**WRITTEN INSTRUCTION:**
Reproduce all of the listing below without alteration.

**RECORDED DATA:**
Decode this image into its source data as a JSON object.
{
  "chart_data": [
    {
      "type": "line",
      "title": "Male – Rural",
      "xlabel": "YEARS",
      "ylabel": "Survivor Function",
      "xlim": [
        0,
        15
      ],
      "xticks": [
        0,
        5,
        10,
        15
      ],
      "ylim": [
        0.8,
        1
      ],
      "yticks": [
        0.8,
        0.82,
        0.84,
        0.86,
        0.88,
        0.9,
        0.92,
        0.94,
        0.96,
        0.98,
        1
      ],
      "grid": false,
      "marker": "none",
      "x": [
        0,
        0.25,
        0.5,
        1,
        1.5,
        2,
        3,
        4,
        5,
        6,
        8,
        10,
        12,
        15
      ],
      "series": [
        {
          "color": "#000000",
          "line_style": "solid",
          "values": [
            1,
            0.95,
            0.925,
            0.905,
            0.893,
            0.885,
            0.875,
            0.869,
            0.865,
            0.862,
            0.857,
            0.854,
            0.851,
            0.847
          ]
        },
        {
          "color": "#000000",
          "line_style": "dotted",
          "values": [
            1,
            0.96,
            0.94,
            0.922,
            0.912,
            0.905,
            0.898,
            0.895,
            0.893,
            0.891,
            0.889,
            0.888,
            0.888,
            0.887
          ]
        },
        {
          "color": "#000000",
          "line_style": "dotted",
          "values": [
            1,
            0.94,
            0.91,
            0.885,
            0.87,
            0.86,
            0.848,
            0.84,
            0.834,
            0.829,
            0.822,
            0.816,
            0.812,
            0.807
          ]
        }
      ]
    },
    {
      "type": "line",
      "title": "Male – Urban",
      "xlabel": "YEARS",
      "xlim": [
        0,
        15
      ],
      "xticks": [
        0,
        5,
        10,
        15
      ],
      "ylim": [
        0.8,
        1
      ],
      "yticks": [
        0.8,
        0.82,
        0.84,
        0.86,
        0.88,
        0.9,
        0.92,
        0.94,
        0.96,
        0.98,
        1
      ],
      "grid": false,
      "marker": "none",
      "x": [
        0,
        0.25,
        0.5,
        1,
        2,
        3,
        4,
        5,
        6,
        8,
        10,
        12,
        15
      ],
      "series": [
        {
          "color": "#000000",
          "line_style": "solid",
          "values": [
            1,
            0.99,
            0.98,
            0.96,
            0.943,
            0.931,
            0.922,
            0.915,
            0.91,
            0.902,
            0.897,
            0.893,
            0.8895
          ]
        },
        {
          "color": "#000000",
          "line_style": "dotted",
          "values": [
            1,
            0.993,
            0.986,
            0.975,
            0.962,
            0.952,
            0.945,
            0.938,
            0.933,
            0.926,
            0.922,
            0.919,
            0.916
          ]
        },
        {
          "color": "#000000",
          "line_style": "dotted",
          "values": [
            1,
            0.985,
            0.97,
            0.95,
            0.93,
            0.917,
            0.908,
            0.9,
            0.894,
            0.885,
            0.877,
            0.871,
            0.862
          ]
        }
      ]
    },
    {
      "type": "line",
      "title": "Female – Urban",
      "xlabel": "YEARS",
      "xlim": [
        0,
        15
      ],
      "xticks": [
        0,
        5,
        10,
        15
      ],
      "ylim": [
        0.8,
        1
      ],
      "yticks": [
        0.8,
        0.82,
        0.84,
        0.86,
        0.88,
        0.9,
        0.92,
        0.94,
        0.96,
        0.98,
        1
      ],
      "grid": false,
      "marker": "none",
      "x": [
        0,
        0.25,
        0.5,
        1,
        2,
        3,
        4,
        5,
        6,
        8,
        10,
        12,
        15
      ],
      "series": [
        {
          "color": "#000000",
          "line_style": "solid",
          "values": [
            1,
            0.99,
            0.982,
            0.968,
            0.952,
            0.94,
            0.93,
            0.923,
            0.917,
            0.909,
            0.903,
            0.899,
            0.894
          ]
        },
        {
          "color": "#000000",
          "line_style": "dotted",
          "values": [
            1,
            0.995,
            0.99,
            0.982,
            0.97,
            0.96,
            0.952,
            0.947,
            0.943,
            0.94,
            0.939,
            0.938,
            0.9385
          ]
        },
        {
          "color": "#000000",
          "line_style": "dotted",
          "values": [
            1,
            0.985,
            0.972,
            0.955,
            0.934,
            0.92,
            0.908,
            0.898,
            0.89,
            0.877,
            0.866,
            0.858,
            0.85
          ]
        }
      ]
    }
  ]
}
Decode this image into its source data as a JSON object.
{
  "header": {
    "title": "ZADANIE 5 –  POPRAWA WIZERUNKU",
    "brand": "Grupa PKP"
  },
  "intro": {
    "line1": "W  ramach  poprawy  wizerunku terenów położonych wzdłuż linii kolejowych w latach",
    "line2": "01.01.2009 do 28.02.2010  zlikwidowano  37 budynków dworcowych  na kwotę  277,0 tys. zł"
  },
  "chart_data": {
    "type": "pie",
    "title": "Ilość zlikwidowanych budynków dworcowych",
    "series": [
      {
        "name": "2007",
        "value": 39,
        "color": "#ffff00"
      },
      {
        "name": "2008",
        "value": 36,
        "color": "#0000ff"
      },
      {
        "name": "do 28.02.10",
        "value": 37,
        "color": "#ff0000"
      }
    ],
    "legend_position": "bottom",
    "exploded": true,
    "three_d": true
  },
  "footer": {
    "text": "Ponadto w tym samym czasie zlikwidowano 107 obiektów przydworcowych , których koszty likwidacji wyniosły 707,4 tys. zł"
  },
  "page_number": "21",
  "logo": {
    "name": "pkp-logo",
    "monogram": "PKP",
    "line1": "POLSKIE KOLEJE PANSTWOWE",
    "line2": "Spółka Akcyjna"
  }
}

**FINAL ANSWER:**
Decode this image into its source data as a JSON object.
{
  "chart_data": [
    {
      "type": "line",
      "title": "Male – Rural",
      "xlabel": "YEARS",
      "ylabel": "Survivor Function",
      "xlim": [
        0,
        15
      ],
      "xticks": [
        0,
        5,
        10,
        15
      ],
      "ylim": [
        0.8,
        1
      ],
      "yticks": [
        0.8,
        0.82,
        0.84,
        0.86,
        0.88,
        0.9,
        0.92,
        0.94,
        0.96,
        0.98,
        1
      ],
      "grid": false,
      "marker": "none",
      "x": [
        0,
        0.25,
        0.5,
        1,
        1.5,
        2,
        3,
        4,
        5,
        6,
        8,
        10,
        12,
        15
      ],
      "series": [
        {
          "color": "#000000",
          "line_style": "solid",
          "values": [
            1,
            0.95,
            0.925,
            0.905,
            0.893,
            0.885,
            0.875,
            0.869,
            0.865,
            0.862,
            0.857,
            0.854,
            0.851,
            0.847
          ]
        },
        {
          "color": "#000000",
          "line_style": "dotted",
          "values": [
            1,
            0.96,
            0.94,
            0.922,
            0.912,
            0.905,
            0.898,
            0.895,
            0.893,
            0.891,
            0.889,
            0.888,
            0.888,
            0.887
          ]
        },
        {
          "color": "#000000",
          "line_style": "dotted",
          "values": [
            1,
            0.94,
            0.91,
            0.885,
            0.87,
            0.86,
            0.848,
            0.84,
            0.834,
            0.829,
            0.822,
            0.816,
            0.812,
            0.807
          ]
        }
      ]
    },
    {
      "type": "line",
      "title": "Male – Urban",
      "xlabel": "YEARS",
      "xlim": [
        0,
        15
      ],
      "xticks": [
        0,
        5,
        10,
        15
      ],
      "ylim": [
        0.8,
        1
      ],
      "yticks": [
        0.8,
        0.82,
        0.84,
        0.86,
        0.88,
        0.9,
        0.92,
        0.94,
        0.96,
        0.98,
        1
      ],
      "grid": false,
      "marker": "none",
      "x": [
        0,
        0.25,
        0.5,
        1,
        2,
        3,
        4,
        5,
        6,
        8,
        10,
        12,
        15
      ],
      "series": [
        {
          "color": "#000000",
          "line_style": "solid",
          "values": [
            1,
            0.99,
            0.98,
            0.96,
            0.943,
            0.931,
            0.922,
            0.915,
            0.91,
            0.902,
            0.897,
            0.893,
            0.8895
          ]
        },
        {
          "color": "#000000",
          "line_style": "dotted",
          "values": [
            1,
            0.993,
            0.986,
            0.975,
            0.962,
            0.952,
            0.945,
            0.938,
            0.933,
            0.926,
            0.922,
            0.919,
            0.916
          ]
        },
        {
          "color": "#000000",
          "line_style": "dotted",
          "values": [
            1,
            0.985,
            0.97,
            0.95,
            0.93,
            0.917,
            0.908,
            0.9,
            0.894,
            0.885,
            0.877,
            0.871,
            0.862
          ]
        }
      ]
    },
    {
      "type": "line",
      "title": "Female – Urban",
      "xlabel": "YEARS",
      "xlim": [
        0,
        15
      ],
      "xticks": [
        0,
        5,
        10,
        15
      ],
      "ylim": [
        0.8,
        1
      ],
      "yticks": [
        0.8,
        0.82,
        0.84,
        0.86,
        0.88,
        0.9,
        0.92,
        0.94,
        0.96,
        0.98,
        1
      ],
      "grid": false,
      "marker": "none",
      "x": [
        0,
        0.25,
        0.5,
        1,
        2,
        3,
        4,
        5,
        6,
        8,
        10,
        12,
        15
      ],
      "series": [
        {
          "color": "#000000",
          "line_style": "solid",
          "values": [
            1,
            0.99,
            0.982,
            0.968,
            0.952,
            0.94,
            0.93,
            0.923,
            0.917,
            0.909,
            0.903,
            0.899,
            0.894
          ]
        },
        {
          "color": "#000000",
          "line_style": "dotted",
          "values": [
            1,
            0.995,
            0.99,
            0.982,
            0.97,
            0.96,
            0.952,
            0.947,
            0.943,
            0.94,
            0.939,
            0.938,
            0.9385
          ]
        },
        {
          "color": "#000000",
          "line_style": "dotted",
          "values": [
            1,
            0.985,
            0.972,
            0.955,
            0.934,
            0.92,
            0.908,
            0.898,
            0.89,
            0.877,
            0.866,
            0.858,
            0.85
          ]
        }
      ]
    }
  ]
}
Decode this image into its source data as a JSON object.
{
  "header": {
    "title": "ZADANIE 5 –  POPRAWA WIZERUNKU",
    "brand": "Grupa PKP"
  },
  "intro": {
    "line1": "W  ramach  poprawy  wizerunku terenów położonych wzdłuż linii kolejowych w latach",
    "line2": "01.01.2009 do 28.02.2010  zlikwidowano  37 budynków dworcowych  na kwotę  277,0 tys. zł"
  },
  "chart_data": {
    "type": "pie",
    "title": "Ilość zlikwidowanych budynków dworcowych",
    "series": [
      {
        "name": "2007",
        "value": 39,
        "color": "#ffff00"
      },
      {
        "name": "2008",
        "value": 36,
        "color": "#0000ff"
      },
      {
        "name": "do 28.02.10",
        "value": 37,
        "color": "#ff0000"
      }
    ],
    "legend_position": "bottom",
    "exploded": true,
    "three_d": true
  },
  "footer": {
    "text": "Ponadto w tym samym czasie zlikwidowano 107 obiektów przydworcowych , których koszty likwidacji wyniosły 707,4 tys. zł"
  },
  "page_number": "21",
  "logo": {
    "name": "pkp-logo",
    "monogram": "PKP",
    "line1": "POLSKIE KOLEJE PANSTWOWE",
    "line2": "Spółka Akcyjna"
  }
}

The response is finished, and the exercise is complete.